### WHAT IS REQUIRED
Leave out any picture and return the remaining listing below exactly as given.

┄┄┄┄┄┄┄┄┄┄

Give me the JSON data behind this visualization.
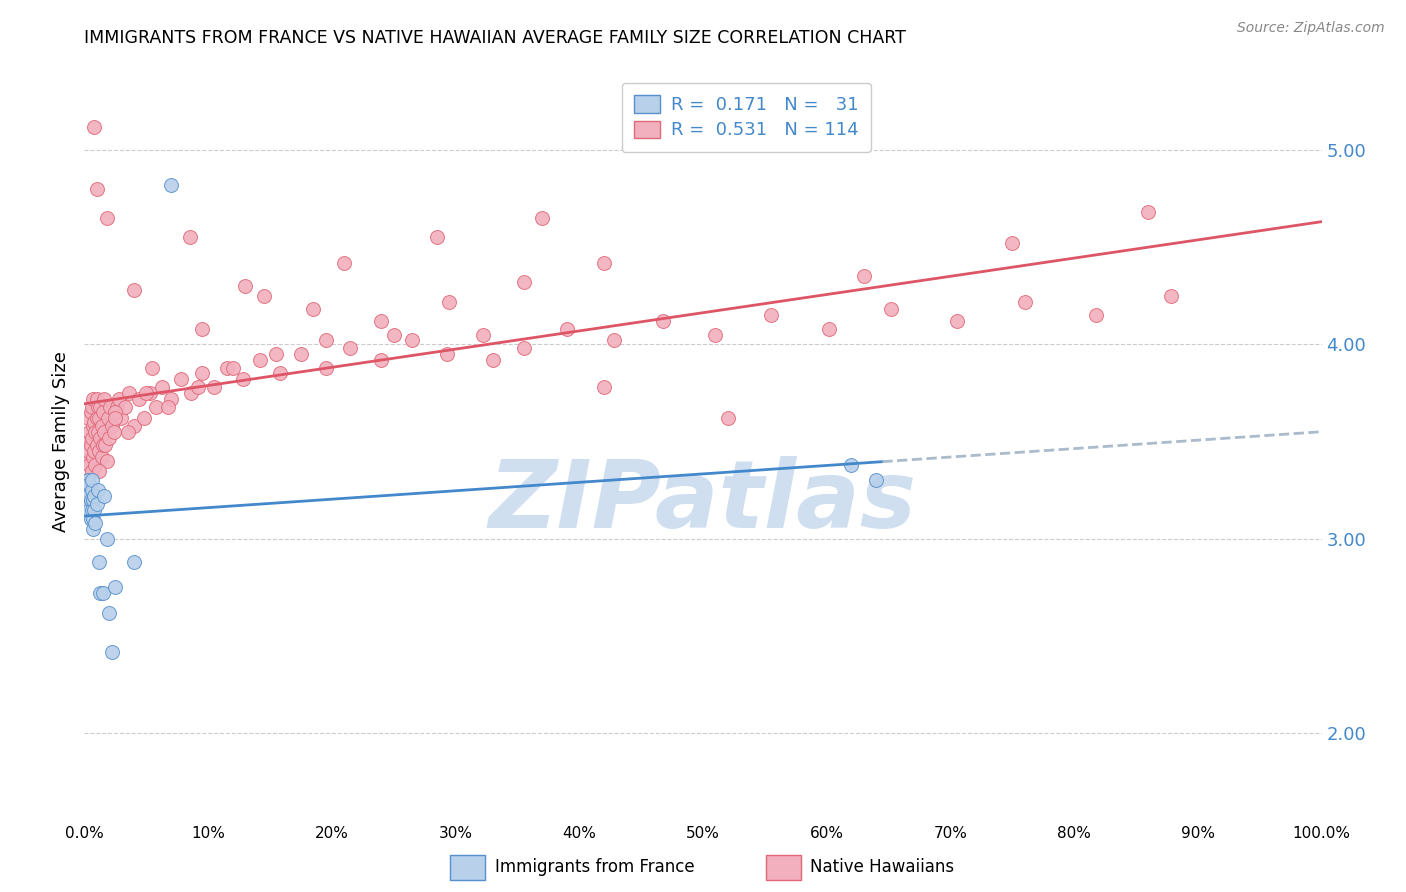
{
  "title": "IMMIGRANTS FROM FRANCE VS NATIVE HAWAIIAN AVERAGE FAMILY SIZE CORRELATION CHART",
  "source": "Source: ZipAtlas.com",
  "ylabel": "Average Family Size",
  "yticks": [
    2.0,
    3.0,
    4.0,
    5.0
  ],
  "xlim": [
    0.0,
    1.0
  ],
  "ylim": [
    1.55,
    5.45
  ],
  "blue_R": 0.171,
  "blue_N": 31,
  "pink_R": 0.531,
  "pink_N": 114,
  "blue_fill_color": "#b8d0ea",
  "pink_fill_color": "#f2b0be",
  "blue_edge_color": "#5590cc",
  "pink_edge_color": "#e06878",
  "blue_line_color": "#4488cc",
  "pink_line_color": "#dd5566",
  "dashed_line_color": "#aabbcc",
  "watermark_color": "#d0dff0",
  "blue_scatter_x": [
    0.001,
    0.002,
    0.003,
    0.003,
    0.004,
    0.004,
    0.005,
    0.005,
    0.006,
    0.006,
    0.006,
    0.007,
    0.007,
    0.007,
    0.008,
    0.008,
    0.009,
    0.01,
    0.011,
    0.012,
    0.013,
    0.015,
    0.016,
    0.018,
    0.02,
    0.022,
    0.025,
    0.04,
    0.07,
    0.62,
    0.64
  ],
  "blue_scatter_y": [
    3.25,
    3.18,
    3.3,
    3.22,
    3.15,
    3.28,
    3.2,
    3.1,
    3.25,
    3.15,
    3.3,
    3.05,
    3.2,
    3.1,
    3.15,
    3.22,
    3.08,
    3.18,
    3.25,
    2.88,
    2.72,
    2.72,
    3.22,
    3.0,
    2.62,
    2.42,
    2.75,
    2.88,
    4.82,
    3.38,
    3.3
  ],
  "pink_scatter_x": [
    0.001,
    0.002,
    0.002,
    0.003,
    0.003,
    0.004,
    0.004,
    0.005,
    0.005,
    0.006,
    0.006,
    0.006,
    0.007,
    0.007,
    0.007,
    0.008,
    0.008,
    0.009,
    0.009,
    0.01,
    0.01,
    0.01,
    0.011,
    0.011,
    0.012,
    0.012,
    0.013,
    0.013,
    0.014,
    0.014,
    0.015,
    0.015,
    0.016,
    0.016,
    0.017,
    0.018,
    0.019,
    0.02,
    0.021,
    0.022,
    0.024,
    0.026,
    0.028,
    0.03,
    0.033,
    0.036,
    0.04,
    0.044,
    0.048,
    0.053,
    0.058,
    0.063,
    0.07,
    0.078,
    0.086,
    0.095,
    0.105,
    0.115,
    0.128,
    0.142,
    0.158,
    0.175,
    0.195,
    0.215,
    0.24,
    0.265,
    0.293,
    0.322,
    0.355,
    0.39,
    0.428,
    0.468,
    0.51,
    0.555,
    0.602,
    0.652,
    0.705,
    0.76,
    0.818,
    0.878,
    0.025,
    0.035,
    0.05,
    0.068,
    0.092,
    0.12,
    0.155,
    0.195,
    0.24,
    0.295,
    0.355,
    0.42,
    0.01,
    0.008,
    0.018,
    0.04,
    0.085,
    0.13,
    0.185,
    0.25,
    0.33,
    0.42,
    0.52,
    0.63,
    0.75,
    0.86,
    0.012,
    0.025,
    0.055,
    0.095,
    0.145,
    0.21,
    0.285,
    0.37
  ],
  "pink_scatter_y": [
    3.4,
    3.5,
    3.3,
    3.62,
    3.45,
    3.55,
    3.38,
    3.48,
    3.65,
    3.35,
    3.52,
    3.68,
    3.42,
    3.58,
    3.72,
    3.45,
    3.6,
    3.38,
    3.55,
    3.48,
    3.62,
    3.72,
    3.55,
    3.68,
    3.45,
    3.62,
    3.52,
    3.68,
    3.42,
    3.58,
    3.48,
    3.65,
    3.55,
    3.72,
    3.48,
    3.4,
    3.62,
    3.52,
    3.68,
    3.58,
    3.55,
    3.68,
    3.72,
    3.62,
    3.68,
    3.75,
    3.58,
    3.72,
    3.62,
    3.75,
    3.68,
    3.78,
    3.72,
    3.82,
    3.75,
    3.85,
    3.78,
    3.88,
    3.82,
    3.92,
    3.85,
    3.95,
    3.88,
    3.98,
    3.92,
    4.02,
    3.95,
    4.05,
    3.98,
    4.08,
    4.02,
    4.12,
    4.05,
    4.15,
    4.08,
    4.18,
    4.12,
    4.22,
    4.15,
    4.25,
    3.65,
    3.55,
    3.75,
    3.68,
    3.78,
    3.88,
    3.95,
    4.02,
    4.12,
    4.22,
    4.32,
    4.42,
    4.8,
    5.12,
    4.65,
    4.28,
    4.55,
    4.3,
    4.18,
    4.05,
    3.92,
    3.78,
    3.62,
    4.35,
    4.52,
    4.68,
    3.35,
    3.62,
    3.88,
    4.08,
    4.25,
    4.42,
    4.55,
    4.65
  ]
}
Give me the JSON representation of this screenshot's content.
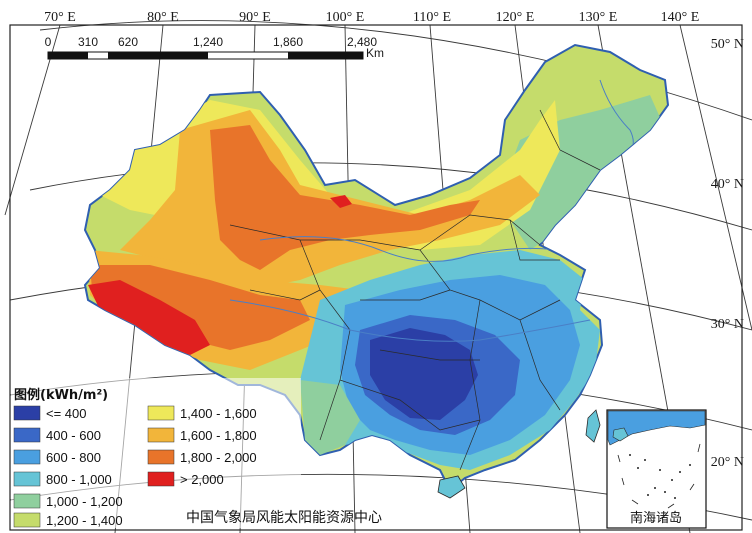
{
  "map": {
    "longitude_labels": [
      "70° E",
      "80° E",
      "90° E",
      "100° E",
      "110° E",
      "120° E",
      "130° E",
      "140° E"
    ],
    "latitude_labels": [
      "50° N",
      "40° N",
      "30° N",
      "20° N"
    ],
    "scale_bar": {
      "ticks": [
        "0",
        "310",
        "620",
        "1,240",
        "1,860",
        "2,480"
      ],
      "unit": "Km"
    },
    "credit": "中国气象局风能太阳能资源中心",
    "inset_label": "南海诸岛"
  },
  "legend": {
    "title": "图例(kWh/m²)",
    "classes": [
      {
        "label": "<= 400",
        "color": "#2b3fa6"
      },
      {
        "label": "400 - 600",
        "color": "#3a68c7"
      },
      {
        "label": "600 - 800",
        "color": "#4a9fe0"
      },
      {
        "label": "800 - 1,000",
        "color": "#66c4d6"
      },
      {
        "label": "1,000 - 1,200",
        "color": "#8fcf9e"
      },
      {
        "label": "1,200 - 1,400",
        "color": "#c5dc6b"
      },
      {
        "label": "1,400 - 1,600",
        "color": "#eee85a"
      },
      {
        "label": "1,600 - 1,800",
        "color": "#f2b53a"
      },
      {
        "label": "1,800 - 2,000",
        "color": "#e8742a"
      },
      {
        "label": "> 2,000",
        "color": "#e0201f"
      }
    ]
  },
  "colors": {
    "ocean": "#ffffff",
    "border": "#2a2a2a",
    "river": "#4a7fc6"
  }
}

┄┄┄┄┄┄┄┄┄┄

### RESPONSE TO THIS TASK
Give me the JSON data behind this visualization.
{
  "title": "IMMIGRANTS FROM FRANCE VS NATIVE HAWAIIAN AVERAGE FAMILY SIZE CORRELATION CHART",
  "source": "Source: ZipAtlas.com",
  "ylabel": "Average Family Size",
  "yticks": [
    2.0,
    3.0,
    4.0,
    5.0
  ],
  "xlim": [
    0.0,
    1.0
  ],
  "ylim": [
    1.55,
    5.45
  ],
  "blue_R": 0.171,
  "blue_N": 31,
  "pink_R": 0.531,
  "pink_N": 114,
  "blue_fill_color": "#b8d0ea",
  "pink_fill_color": "#f2b0be",
  "blue_edge_color": "#5590cc",
  "pink_edge_color": "#e06878",
  "blue_line_color": "#4488cc",
  "pink_line_color": "#dd5566",
  "dashed_line_color": "#aabbcc",
  "watermark_color": "#d0dff0",
  "blue_scatter_x": [
    0.001,
    0.002,
    0.003,
    0.003,
    0.004,
    0.004,
    0.005,
    0.005,
    0.006,
    0.006,
    0.006,
    0.007,
    0.007,
    0.007,
    0.008,
    0.008,
    0.009,
    0.01,
    0.011,
    0.012,
    0.013,
    0.015,
    0.016,
    0.018,
    0.02,
    0.022,
    0.025,
    0.04,
    0.07,
    0.62,
    0.64
  ],
  "blue_scatter_y": [
    3.25,
    3.18,
    3.3,
    3.22,
    3.15,
    3.28,
    3.2,
    3.1,
    3.25,
    3.15,
    3.3,
    3.05,
    3.2,
    3.1,
    3.15,
    3.22,
    3.08,
    3.18,
    3.25,
    2.88,
    2.72,
    2.72,
    3.22,
    3.0,
    2.62,
    2.42,
    2.75,
    2.88,
    4.82,
    3.38,
    3.3
  ],
  "pink_scatter_x": [
    0.001,
    0.002,
    0.002,
    0.003,
    0.003,
    0.004,
    0.004,
    0.005,
    0.005,
    0.006,
    0.006,
    0.006,
    0.007,
    0.007,
    0.007,
    0.008,
    0.008,
    0.009,
    0.009,
    0.01,
    0.01,
    0.01,
    0.011,
    0.011,
    0.012,
    0.012,
    0.013,
    0.013,
    0.014,
    0.014,
    0.015,
    0.015,
    0.016,
    0.016,
    0.017,
    0.018,
    0.019,
    0.02,
    0.021,
    0.022,
    0.024,
    0.026,
    0.028,
    0.03,
    0.033,
    0.036,
    0.04,
    0.044,
    0.048,
    0.053,
    0.058,
    0.063,
    0.07,
    0.078,
    0.086,
    0.095,
    0.105,
    0.115,
    0.128,
    0.142,
    0.158,
    0.175,
    0.195,
    0.215,
    0.24,
    0.265,
    0.293,
    0.322,
    0.355,
    0.39,
    0.428,
    0.468,
    0.51,
    0.555,
    0.602,
    0.652,
    0.705,
    0.76,
    0.818,
    0.878,
    0.025,
    0.035,
    0.05,
    0.068,
    0.092,
    0.12,
    0.155,
    0.195,
    0.24,
    0.295,
    0.355,
    0.42,
    0.01,
    0.008,
    0.018,
    0.04,
    0.085,
    0.13,
    0.185,
    0.25,
    0.33,
    0.42,
    0.52,
    0.63,
    0.75,
    0.86,
    0.012,
    0.025,
    0.055,
    0.095,
    0.145,
    0.21,
    0.285,
    0.37
  ],
  "pink_scatter_y": [
    3.4,
    3.5,
    3.3,
    3.62,
    3.45,
    3.55,
    3.38,
    3.48,
    3.65,
    3.35,
    3.52,
    3.68,
    3.42,
    3.58,
    3.72,
    3.45,
    3.6,
    3.38,
    3.55,
    3.48,
    3.62,
    3.72,
    3.55,
    3.68,
    3.45,
    3.62,
    3.52,
    3.68,
    3.42,
    3.58,
    3.48,
    3.65,
    3.55,
    3.72,
    3.48,
    3.4,
    3.62,
    3.52,
    3.68,
    3.58,
    3.55,
    3.68,
    3.72,
    3.62,
    3.68,
    3.75,
    3.58,
    3.72,
    3.62,
    3.75,
    3.68,
    3.78,
    3.72,
    3.82,
    3.75,
    3.85,
    3.78,
    3.88,
    3.82,
    3.92,
    3.85,
    3.95,
    3.88,
    3.98,
    3.92,
    4.02,
    3.95,
    4.05,
    3.98,
    4.08,
    4.02,
    4.12,
    4.05,
    4.15,
    4.08,
    4.18,
    4.12,
    4.22,
    4.15,
    4.25,
    3.65,
    3.55,
    3.75,
    3.68,
    3.78,
    3.88,
    3.95,
    4.02,
    4.12,
    4.22,
    4.32,
    4.42,
    4.8,
    5.12,
    4.65,
    4.28,
    4.55,
    4.3,
    4.18,
    4.05,
    3.92,
    3.78,
    3.62,
    4.35,
    4.52,
    4.68,
    3.35,
    3.62,
    3.88,
    4.08,
    4.25,
    4.42,
    4.55,
    4.65
  ]
}
Give me the JSON representation of this screenshot's content.
{
  "map": {
    "longitude_labels": [
      "70° E",
      "80° E",
      "90° E",
      "100° E",
      "110° E",
      "120° E",
      "130° E",
      "140° E"
    ],
    "latitude_labels": [
      "50° N",
      "40° N",
      "30° N",
      "20° N"
    ],
    "scale_bar": {
      "ticks": [
        "0",
        "310",
        "620",
        "1,240",
        "1,860",
        "2,480"
      ],
      "unit": "Km"
    },
    "credit": "中国气象局风能太阳能资源中心",
    "inset_label": "南海诸岛"
  },
  "legend": {
    "title": "图例(kWh/m²)",
    "classes": [
      {
        "label": "<= 400",
        "color": "#2b3fa6"
      },
      {
        "label": "400 - 600",
        "color": "#3a68c7"
      },
      {
        "label": "600 - 800",
        "color": "#4a9fe0"
      },
      {
        "label": "800 - 1,000",
        "color": "#66c4d6"
      },
      {
        "label": "1,000 - 1,200",
        "color": "#8fcf9e"
      },
      {
        "label": "1,200 - 1,400",
        "color": "#c5dc6b"
      },
      {
        "label": "1,400 - 1,600",
        "color": "#eee85a"
      },
      {
        "label": "1,600 - 1,800",
        "color": "#f2b53a"
      },
      {
        "label": "1,800 - 2,000",
        "color": "#e8742a"
      },
      {
        "label": "> 2,000",
        "color": "#e0201f"
      }
    ]
  },
  "colors": {
    "ocean": "#ffffff",
    "border": "#2a2a2a",
    "river": "#4a7fc6"
  }
}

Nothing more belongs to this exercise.